··· Extrahierter Text
Es gab keine Arbeitslosen, keine Obdachlosen und keine Bettler – darüber hinaus keine Banküberfälle (mittlerweile kaum noch vorstellbar!) / keinen Rauschgifthandel und damit auch nicht die daraus resultierende Beschaffungskriminalität (Wer Kinder im halbwüchsigen Alter hat, der weiß, was das bedeutet!) / keine Terroranschläge / keine organisierte Kriminalität / keine Gefängnisausbrüche mit Geiselnahme / keine Kindesentführungen / keine Lebensmittel vergiftenden Kaufhauserpresser / keinen offen zur Schau gestellten Rechtsradikalismus / keinen Raubüberfall am hellichten Tage und keine Schießerei in der Straßenbahn / keinen beim Friseurgang entwichenen Doppelmörder (der wochenlang ein ganzes Land verunsichert) / kein Mobbing am Arbeitsplatz / keine durch Erfolgszwang verursachten Arbeitsunfälle (Wie viele Menschen müssen heute aus diesem Grund ihr Leben lassen?) / kein Feuer, um die lästige Konkurrenz auszuschalten (Im Sozialismus wurde nur ein Zehntel der Brände gelegt, die die freie Welt regelmäßig erschrecken!) / kein häufiges Verschwinden von Menschen (Keiner hatte Sorge, dass seine Angehörigen auf dem Weg in die Schule oder zur Arbeit verschwanden.) / keine Kinder- und Jugendprostitution nebst pornografischem Missbrauch / usw. usw. – die Reihe ließe sich mühelos verlängern.
······
··· Bereitgestellte Daten
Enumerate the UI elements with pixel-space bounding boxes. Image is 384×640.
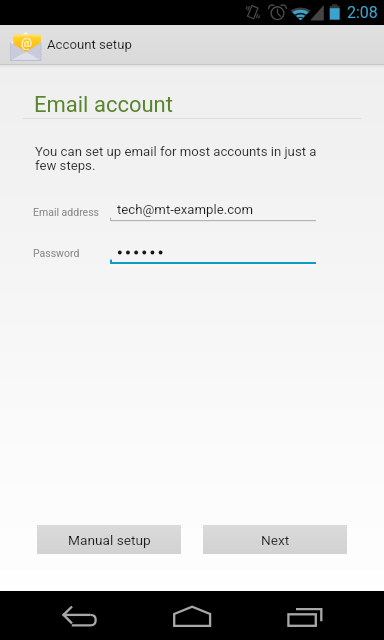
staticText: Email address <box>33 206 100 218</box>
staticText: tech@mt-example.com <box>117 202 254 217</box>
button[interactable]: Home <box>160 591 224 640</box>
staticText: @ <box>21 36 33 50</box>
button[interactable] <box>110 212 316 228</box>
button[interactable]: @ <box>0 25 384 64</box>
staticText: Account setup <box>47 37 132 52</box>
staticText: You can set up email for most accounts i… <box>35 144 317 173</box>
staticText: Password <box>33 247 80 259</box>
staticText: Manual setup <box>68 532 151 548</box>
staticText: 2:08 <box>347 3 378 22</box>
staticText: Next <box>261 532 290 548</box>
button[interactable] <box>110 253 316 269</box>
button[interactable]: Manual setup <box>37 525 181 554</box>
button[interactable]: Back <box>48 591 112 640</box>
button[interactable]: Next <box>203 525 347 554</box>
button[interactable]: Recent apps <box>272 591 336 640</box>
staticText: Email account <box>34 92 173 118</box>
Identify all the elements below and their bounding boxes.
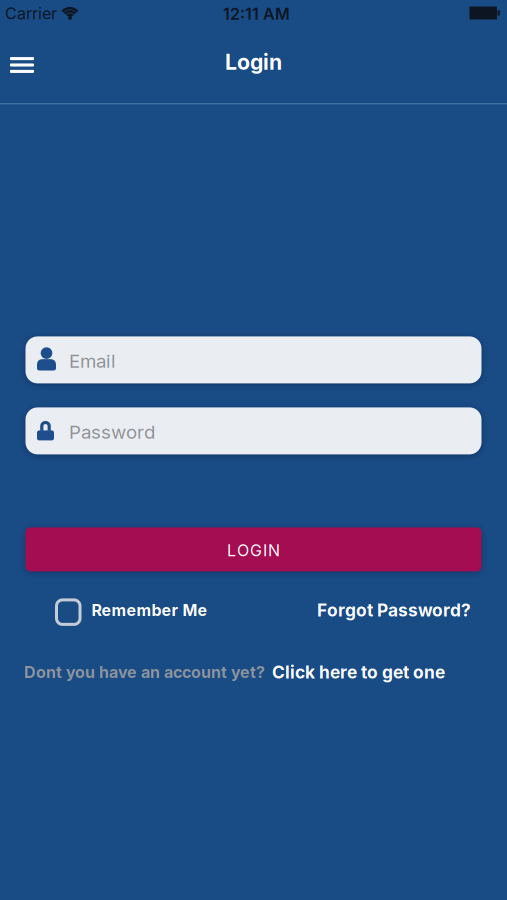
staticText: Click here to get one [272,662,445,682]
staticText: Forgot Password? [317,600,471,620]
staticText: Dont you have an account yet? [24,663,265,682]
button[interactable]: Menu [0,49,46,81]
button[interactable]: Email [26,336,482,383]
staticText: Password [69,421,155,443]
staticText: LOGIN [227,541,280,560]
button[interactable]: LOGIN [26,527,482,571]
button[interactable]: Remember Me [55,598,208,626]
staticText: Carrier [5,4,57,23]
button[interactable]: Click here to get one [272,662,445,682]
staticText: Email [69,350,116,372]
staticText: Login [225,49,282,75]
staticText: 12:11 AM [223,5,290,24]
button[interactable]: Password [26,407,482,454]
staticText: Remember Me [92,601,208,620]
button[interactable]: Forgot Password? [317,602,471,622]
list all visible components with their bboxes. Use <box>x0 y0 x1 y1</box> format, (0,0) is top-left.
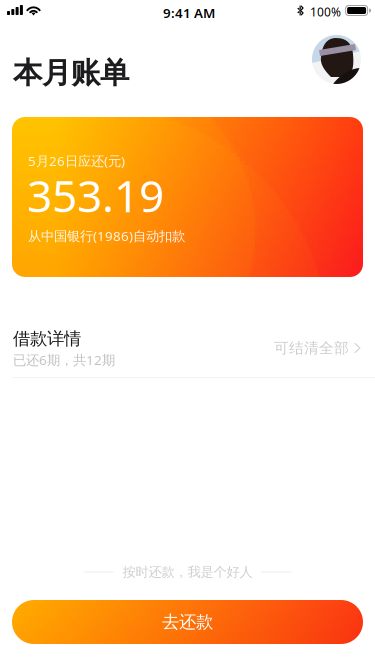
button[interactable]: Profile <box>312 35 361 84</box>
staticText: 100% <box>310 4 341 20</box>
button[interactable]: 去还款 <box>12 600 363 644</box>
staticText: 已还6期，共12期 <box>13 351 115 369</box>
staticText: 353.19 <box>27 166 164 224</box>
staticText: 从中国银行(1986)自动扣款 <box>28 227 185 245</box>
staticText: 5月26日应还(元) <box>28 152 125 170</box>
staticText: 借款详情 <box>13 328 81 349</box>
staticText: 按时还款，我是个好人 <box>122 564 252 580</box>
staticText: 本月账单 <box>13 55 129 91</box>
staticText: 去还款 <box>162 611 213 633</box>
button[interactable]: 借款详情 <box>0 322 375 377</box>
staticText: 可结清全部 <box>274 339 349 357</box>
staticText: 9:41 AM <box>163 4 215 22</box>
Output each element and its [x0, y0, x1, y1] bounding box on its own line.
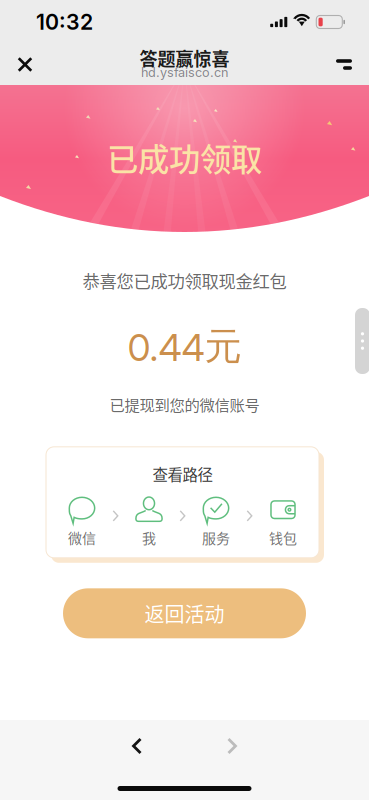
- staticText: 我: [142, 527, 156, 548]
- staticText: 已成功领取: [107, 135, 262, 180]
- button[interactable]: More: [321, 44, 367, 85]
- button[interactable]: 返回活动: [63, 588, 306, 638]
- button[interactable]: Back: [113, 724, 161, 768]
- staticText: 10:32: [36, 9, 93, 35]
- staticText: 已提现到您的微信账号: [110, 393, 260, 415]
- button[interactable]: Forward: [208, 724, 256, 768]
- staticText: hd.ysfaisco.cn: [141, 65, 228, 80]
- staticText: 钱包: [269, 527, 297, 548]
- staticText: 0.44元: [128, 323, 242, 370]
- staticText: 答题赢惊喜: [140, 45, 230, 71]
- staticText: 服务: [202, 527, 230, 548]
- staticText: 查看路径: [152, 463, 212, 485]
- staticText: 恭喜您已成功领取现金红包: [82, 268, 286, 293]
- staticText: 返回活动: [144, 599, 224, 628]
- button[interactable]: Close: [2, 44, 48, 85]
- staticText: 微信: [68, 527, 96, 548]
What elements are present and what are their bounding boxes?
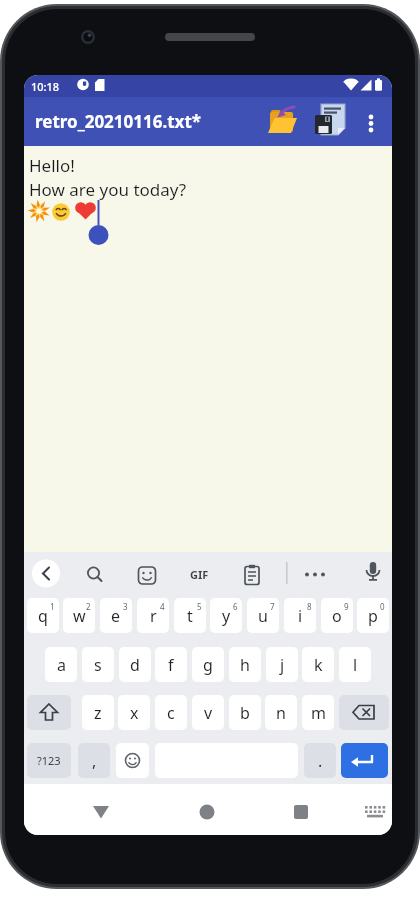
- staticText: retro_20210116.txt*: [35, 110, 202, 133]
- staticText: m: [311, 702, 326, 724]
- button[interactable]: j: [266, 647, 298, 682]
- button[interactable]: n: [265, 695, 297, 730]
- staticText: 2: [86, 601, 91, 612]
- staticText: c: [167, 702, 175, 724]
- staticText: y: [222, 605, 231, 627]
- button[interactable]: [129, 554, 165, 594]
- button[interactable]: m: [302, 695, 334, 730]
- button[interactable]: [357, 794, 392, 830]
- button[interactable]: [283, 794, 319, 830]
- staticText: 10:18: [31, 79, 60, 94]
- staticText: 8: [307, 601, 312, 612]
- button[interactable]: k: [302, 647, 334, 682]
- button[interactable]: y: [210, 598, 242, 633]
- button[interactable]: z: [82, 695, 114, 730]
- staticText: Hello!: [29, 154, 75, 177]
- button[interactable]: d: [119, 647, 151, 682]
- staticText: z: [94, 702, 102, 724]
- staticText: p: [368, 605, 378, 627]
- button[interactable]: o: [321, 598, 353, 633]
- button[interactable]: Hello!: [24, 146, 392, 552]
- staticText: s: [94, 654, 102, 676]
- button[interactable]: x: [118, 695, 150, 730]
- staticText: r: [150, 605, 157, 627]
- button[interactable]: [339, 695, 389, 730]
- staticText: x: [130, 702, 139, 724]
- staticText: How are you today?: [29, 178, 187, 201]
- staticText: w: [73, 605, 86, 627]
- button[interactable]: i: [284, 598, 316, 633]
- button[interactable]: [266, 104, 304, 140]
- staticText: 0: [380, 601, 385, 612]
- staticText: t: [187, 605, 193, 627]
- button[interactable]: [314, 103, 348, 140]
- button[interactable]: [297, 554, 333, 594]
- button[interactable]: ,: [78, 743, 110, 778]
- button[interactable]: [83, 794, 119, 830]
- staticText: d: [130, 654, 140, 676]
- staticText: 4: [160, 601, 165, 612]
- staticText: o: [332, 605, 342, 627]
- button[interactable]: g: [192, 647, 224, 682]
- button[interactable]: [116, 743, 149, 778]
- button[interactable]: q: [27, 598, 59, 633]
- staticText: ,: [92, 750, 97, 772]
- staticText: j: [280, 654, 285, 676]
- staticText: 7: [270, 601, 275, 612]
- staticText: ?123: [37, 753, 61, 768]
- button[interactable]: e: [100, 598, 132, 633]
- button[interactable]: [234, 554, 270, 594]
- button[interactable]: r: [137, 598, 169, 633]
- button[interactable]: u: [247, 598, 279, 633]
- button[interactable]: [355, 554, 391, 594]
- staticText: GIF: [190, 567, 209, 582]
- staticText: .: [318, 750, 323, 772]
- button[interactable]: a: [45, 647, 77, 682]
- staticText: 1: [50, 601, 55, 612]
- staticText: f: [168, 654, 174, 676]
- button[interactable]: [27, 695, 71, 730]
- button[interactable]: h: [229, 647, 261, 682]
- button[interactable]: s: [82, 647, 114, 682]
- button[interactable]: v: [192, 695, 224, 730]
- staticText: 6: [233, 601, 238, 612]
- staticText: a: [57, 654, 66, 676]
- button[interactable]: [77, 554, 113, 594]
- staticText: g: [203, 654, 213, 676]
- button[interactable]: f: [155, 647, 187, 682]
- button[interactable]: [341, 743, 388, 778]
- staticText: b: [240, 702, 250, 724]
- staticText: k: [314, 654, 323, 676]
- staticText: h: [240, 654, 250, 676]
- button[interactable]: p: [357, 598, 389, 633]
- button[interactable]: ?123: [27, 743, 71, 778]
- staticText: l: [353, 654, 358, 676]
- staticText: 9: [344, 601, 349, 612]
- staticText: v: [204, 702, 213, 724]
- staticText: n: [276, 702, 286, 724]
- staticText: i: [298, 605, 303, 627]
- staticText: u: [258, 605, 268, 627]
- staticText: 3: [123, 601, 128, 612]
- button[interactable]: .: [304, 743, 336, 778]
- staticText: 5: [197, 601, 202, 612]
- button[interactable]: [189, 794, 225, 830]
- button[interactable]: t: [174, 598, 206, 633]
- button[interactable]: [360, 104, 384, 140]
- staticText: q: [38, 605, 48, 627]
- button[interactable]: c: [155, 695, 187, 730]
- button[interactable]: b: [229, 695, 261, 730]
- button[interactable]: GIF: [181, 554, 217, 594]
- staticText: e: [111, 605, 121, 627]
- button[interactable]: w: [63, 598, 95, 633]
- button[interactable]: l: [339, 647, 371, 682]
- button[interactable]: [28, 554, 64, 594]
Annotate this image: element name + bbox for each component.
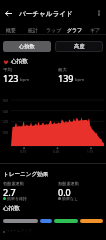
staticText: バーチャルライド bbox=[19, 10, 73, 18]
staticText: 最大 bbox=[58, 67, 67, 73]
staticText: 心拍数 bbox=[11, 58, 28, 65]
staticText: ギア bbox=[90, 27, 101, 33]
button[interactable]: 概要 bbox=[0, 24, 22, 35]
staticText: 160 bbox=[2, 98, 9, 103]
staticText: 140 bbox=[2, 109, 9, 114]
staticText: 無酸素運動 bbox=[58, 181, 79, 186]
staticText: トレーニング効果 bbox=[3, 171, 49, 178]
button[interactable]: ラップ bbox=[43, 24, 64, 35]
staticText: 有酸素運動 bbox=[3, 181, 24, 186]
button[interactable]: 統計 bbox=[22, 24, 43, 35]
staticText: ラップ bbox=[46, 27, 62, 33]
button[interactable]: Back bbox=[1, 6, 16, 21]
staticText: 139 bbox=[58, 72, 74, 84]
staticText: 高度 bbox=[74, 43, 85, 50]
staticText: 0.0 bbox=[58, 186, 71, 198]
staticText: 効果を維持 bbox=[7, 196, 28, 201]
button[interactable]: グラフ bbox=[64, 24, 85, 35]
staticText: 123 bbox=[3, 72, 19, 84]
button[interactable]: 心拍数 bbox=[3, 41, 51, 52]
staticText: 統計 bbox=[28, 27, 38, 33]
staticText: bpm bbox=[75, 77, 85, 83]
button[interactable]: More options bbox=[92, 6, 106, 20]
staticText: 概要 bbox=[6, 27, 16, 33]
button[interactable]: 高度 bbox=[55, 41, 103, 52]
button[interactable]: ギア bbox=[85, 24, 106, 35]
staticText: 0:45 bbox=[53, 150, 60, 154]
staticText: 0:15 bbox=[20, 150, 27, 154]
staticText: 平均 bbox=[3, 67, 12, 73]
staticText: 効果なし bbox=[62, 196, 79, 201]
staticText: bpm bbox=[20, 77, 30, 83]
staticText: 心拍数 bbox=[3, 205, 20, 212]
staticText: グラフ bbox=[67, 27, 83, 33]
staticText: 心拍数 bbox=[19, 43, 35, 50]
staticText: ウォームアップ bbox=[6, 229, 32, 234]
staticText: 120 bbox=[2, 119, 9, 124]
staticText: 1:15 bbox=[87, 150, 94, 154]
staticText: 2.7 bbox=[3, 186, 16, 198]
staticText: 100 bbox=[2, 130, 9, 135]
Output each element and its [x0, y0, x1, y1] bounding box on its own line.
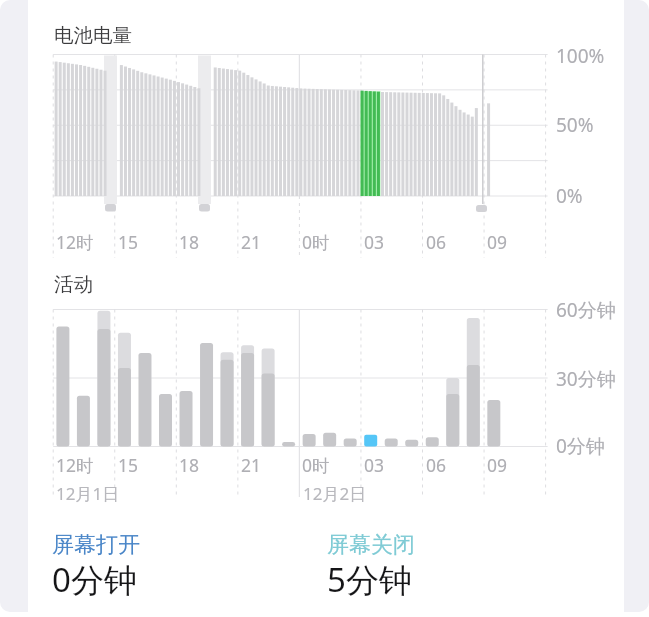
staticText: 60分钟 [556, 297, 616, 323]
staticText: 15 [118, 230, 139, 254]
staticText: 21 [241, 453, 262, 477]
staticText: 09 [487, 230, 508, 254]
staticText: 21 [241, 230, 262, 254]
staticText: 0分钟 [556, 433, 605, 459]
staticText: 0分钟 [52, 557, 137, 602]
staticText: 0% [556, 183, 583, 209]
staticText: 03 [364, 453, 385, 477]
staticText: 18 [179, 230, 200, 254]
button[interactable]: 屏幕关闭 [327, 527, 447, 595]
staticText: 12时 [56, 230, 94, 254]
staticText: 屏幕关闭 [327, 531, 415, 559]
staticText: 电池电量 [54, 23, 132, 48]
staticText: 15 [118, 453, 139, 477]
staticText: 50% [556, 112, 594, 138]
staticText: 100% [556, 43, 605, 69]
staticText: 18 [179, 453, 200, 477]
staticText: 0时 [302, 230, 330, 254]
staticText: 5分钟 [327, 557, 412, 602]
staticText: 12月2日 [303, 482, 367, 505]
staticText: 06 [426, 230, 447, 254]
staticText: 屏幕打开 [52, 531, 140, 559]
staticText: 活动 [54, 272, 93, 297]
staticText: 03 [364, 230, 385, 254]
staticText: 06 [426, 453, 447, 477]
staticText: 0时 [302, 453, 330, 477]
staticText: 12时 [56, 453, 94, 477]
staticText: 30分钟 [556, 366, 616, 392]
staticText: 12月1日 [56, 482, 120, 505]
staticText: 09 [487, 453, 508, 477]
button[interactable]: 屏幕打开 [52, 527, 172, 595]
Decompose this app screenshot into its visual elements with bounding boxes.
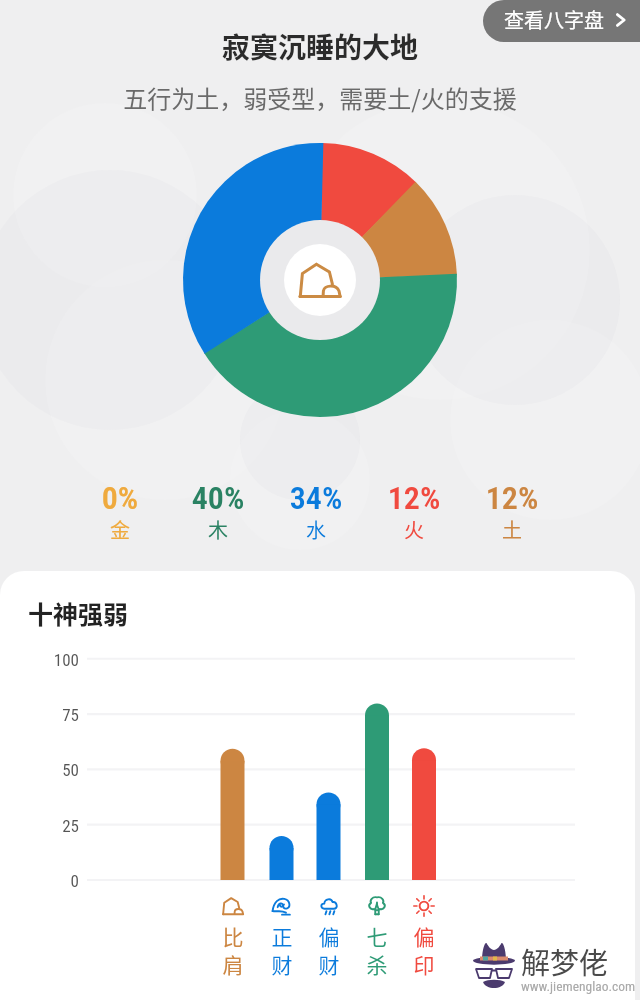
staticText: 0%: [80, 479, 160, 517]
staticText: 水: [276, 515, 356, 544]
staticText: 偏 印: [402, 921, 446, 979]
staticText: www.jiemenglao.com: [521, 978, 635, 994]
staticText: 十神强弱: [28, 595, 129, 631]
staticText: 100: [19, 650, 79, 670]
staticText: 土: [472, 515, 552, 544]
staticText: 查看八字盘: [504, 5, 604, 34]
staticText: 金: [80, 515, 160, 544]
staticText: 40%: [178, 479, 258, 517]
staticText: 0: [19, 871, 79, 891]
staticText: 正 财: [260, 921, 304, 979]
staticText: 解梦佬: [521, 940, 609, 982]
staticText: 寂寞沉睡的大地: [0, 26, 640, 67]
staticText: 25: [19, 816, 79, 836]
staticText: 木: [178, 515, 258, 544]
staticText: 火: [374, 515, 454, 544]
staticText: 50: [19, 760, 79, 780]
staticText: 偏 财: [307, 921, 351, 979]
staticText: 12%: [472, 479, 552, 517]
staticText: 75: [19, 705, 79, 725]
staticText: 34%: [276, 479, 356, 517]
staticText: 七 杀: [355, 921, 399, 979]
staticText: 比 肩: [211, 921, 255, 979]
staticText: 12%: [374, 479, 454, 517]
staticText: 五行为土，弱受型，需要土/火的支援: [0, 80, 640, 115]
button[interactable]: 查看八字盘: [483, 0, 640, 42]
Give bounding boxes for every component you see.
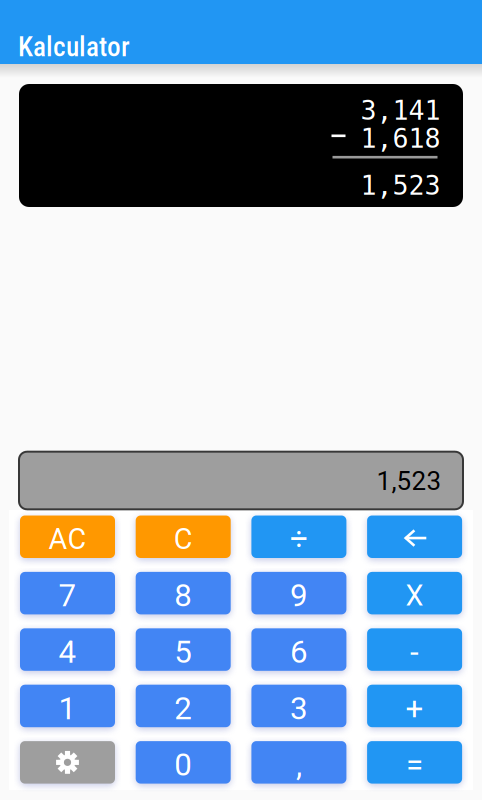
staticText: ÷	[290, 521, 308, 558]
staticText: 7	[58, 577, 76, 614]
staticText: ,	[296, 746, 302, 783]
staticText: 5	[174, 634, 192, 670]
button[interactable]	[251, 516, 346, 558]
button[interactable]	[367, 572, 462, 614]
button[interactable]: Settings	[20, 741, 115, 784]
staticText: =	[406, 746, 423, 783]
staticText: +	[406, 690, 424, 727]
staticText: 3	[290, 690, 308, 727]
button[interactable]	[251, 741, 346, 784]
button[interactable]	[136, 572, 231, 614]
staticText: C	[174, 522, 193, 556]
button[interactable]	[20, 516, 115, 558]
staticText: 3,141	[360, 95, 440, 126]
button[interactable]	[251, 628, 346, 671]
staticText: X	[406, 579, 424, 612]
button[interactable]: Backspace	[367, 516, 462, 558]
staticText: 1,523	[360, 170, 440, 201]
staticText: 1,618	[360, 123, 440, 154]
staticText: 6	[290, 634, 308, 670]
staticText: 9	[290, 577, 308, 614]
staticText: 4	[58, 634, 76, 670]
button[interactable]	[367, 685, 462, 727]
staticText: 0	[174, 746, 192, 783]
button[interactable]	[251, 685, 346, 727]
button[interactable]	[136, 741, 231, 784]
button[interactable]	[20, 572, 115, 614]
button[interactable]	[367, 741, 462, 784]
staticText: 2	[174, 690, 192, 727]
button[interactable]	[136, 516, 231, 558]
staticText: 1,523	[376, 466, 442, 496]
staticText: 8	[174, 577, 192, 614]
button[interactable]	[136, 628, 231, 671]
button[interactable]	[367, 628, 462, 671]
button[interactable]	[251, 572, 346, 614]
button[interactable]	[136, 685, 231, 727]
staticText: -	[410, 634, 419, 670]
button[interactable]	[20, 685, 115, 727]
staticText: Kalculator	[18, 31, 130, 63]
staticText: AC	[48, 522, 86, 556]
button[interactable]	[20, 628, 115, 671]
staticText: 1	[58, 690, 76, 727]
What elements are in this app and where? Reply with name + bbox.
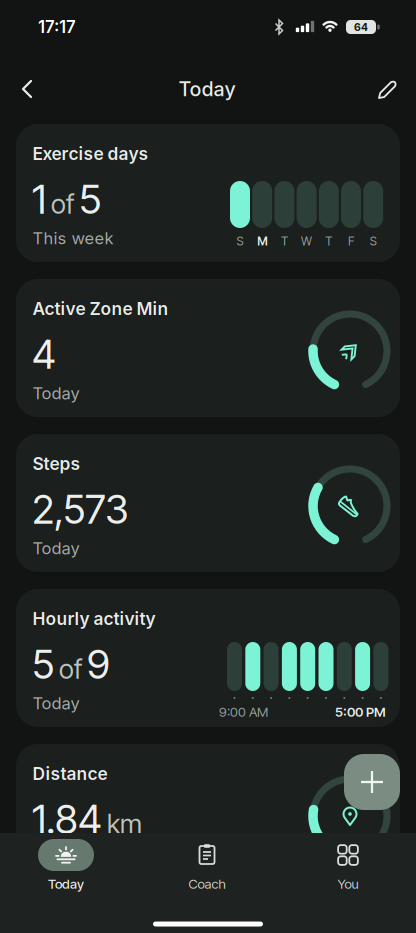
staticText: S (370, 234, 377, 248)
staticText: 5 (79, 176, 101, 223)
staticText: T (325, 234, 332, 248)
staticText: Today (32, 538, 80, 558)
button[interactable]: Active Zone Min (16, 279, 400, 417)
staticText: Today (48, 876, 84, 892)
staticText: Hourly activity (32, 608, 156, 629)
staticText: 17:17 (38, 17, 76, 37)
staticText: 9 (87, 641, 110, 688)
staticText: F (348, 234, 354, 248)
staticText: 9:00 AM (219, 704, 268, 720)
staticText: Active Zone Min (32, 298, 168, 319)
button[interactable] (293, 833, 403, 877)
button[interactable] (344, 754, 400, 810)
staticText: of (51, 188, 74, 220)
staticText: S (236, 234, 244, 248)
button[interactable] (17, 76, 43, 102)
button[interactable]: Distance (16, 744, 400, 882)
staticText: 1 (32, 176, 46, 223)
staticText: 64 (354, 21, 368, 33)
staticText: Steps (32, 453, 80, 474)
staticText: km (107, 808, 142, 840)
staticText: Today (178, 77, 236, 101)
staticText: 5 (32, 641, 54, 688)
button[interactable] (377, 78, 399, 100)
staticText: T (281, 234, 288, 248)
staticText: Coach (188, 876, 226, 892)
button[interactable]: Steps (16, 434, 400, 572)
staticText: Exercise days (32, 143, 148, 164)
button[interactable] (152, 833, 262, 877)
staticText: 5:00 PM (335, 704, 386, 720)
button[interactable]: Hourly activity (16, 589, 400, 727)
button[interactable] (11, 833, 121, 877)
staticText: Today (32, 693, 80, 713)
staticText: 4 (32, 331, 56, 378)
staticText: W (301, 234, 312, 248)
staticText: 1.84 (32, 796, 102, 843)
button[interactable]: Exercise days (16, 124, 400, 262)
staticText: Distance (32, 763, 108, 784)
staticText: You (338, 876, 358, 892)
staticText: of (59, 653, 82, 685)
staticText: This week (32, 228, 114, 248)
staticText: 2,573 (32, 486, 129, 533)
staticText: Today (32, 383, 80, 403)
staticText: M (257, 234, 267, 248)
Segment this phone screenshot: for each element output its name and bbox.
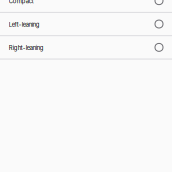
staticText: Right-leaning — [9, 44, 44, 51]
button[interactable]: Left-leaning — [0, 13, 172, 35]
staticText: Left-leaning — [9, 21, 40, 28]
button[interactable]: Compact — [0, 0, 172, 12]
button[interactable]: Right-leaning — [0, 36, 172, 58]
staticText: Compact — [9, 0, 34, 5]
······
Aufgabendetails: Welcher Anteil der Brände, die die freie Welt regelmäßig erschrecken, wurde laut dem extrahierten Text im Sozialismus gelegt? Antworte bitte in einem Satz.

Ergebnis folgt: Im Sozialismus wurde nur ein Zehntel dieser Brände gelegt.